*Exercise aim*:
Transcribe the listing verbatim. Do not carry over any pictures.

*Data shown*:
^^^^^^^^
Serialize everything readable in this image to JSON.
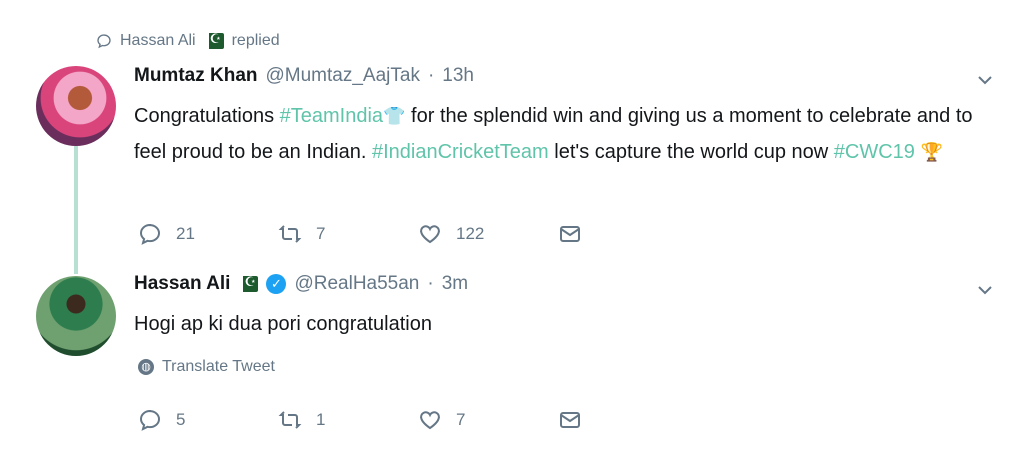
{
  "context": {
    "name": "Hassan Ali",
    "label": "replied"
  },
  "tweets": [
    {
      "name": "Mumtaz Khan",
      "handle": "@Mumtaz_AajTak",
      "dot": "·",
      "time": "13h",
      "body": {
        "t1": "Congratulations ",
        "h1": "#TeamIndia",
        "t2": " for the splendid win and giving us a moment to celebrate and to feel proud to be an Indian. ",
        "h2": "#IndianCricketTeam",
        "t3": " let's capture the world cup now ",
        "h3": "#CWC19"
      },
      "counts": {
        "reply": "21",
        "retweet": "7",
        "like": "122"
      }
    },
    {
      "name": "Hassan Ali",
      "handle": "@RealHa55an",
      "dot": "·",
      "time": "3m",
      "body": {
        "t1": "Hogi ap ki dua pori congratulation"
      },
      "translate": "Translate Tweet",
      "counts": {
        "reply": "5",
        "retweet": "1",
        "like": "7"
      }
    }
  ],
  "icons": {
    "reply": "reply-icon",
    "retweet": "retweet-icon",
    "like": "like-icon",
    "dm": "message-icon",
    "chevron": "chevron-down-icon"
  },
  "colors": {
    "hashtag": "#5fc4a9",
    "muted": "#657786",
    "thread": "#b8e0d2",
    "verified": "#1da1f2"
  }
}
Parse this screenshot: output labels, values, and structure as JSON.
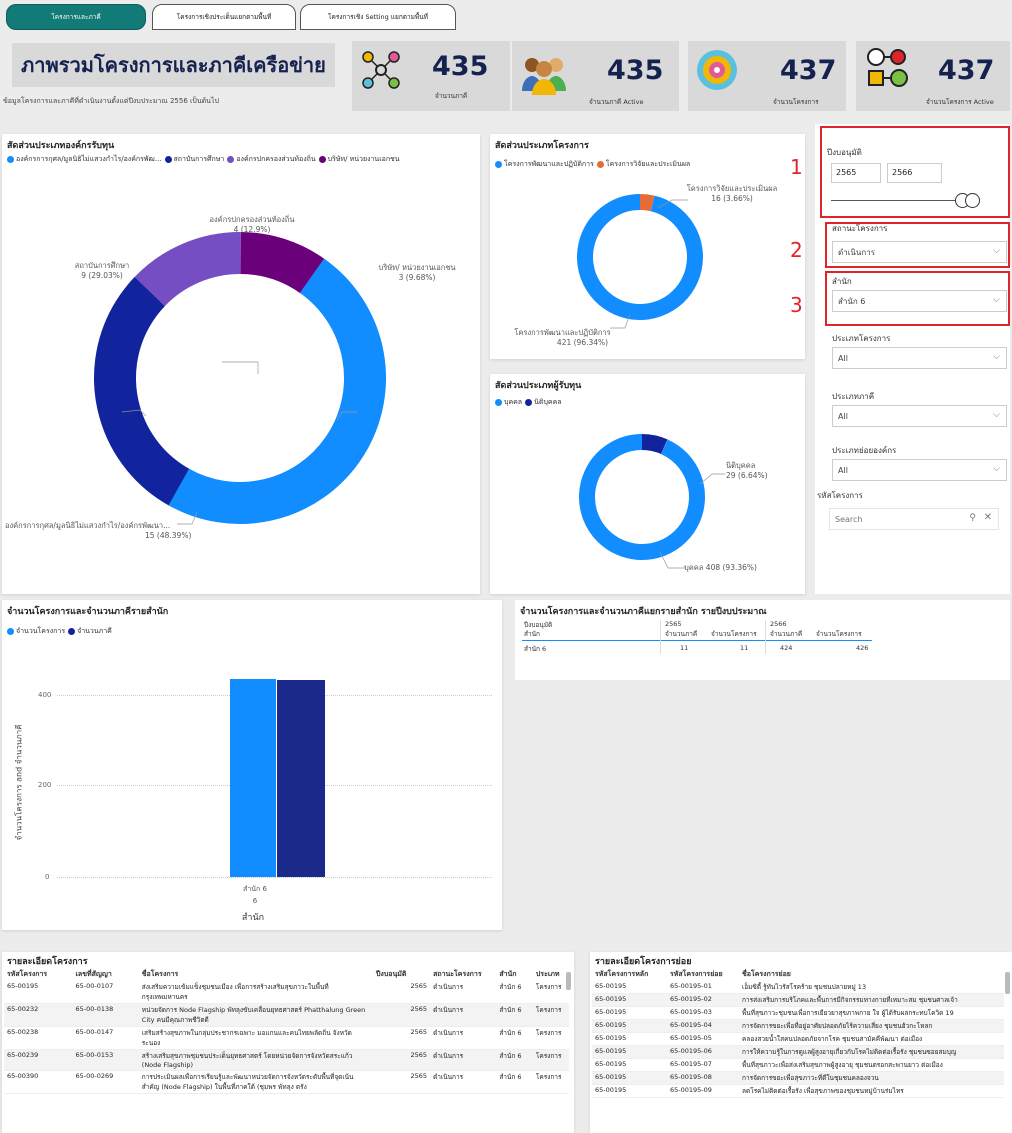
^^^^^^^^
*Output below*:
Serialize everything readable in this image to JSON.
{
  "context": {
    "name": "Hassan Ali",
    "label": "replied"
  },
  "tweets": [
    {
      "name": "Mumtaz Khan",
      "handle": "@Mumtaz_AajTak",
      "dot": "·",
      "time": "13h",
      "body": {
        "t1": "Congratulations ",
        "h1": "#TeamIndia",
        "t2": " for the splendid win and giving us a moment to celebrate and to feel proud to be an Indian. ",
        "h2": "#IndianCricketTeam",
        "t3": " let's capture the world cup now ",
        "h3": "#CWC19"
      },
      "counts": {
        "reply": "21",
        "retweet": "7",
        "like": "122"
      }
    },
    {
      "name": "Hassan Ali",
      "handle": "@RealHa55an",
      "dot": "·",
      "time": "3m",
      "body": {
        "t1": "Hogi ap ki dua pori congratulation"
      },
      "translate": "Translate Tweet",
      "counts": {
        "reply": "5",
        "retweet": "1",
        "like": "7"
      }
    }
  ],
  "icons": {
    "reply": "reply-icon",
    "retweet": "retweet-icon",
    "like": "like-icon",
    "dm": "message-icon",
    "chevron": "chevron-down-icon"
  },
  "colors": {
    "hashtag": "#5fc4a9",
    "muted": "#657786",
    "thread": "#b8e0d2",
    "verified": "#1da1f2"
  }
}
Parse this screenshot: output labels, values, and structure as JSON.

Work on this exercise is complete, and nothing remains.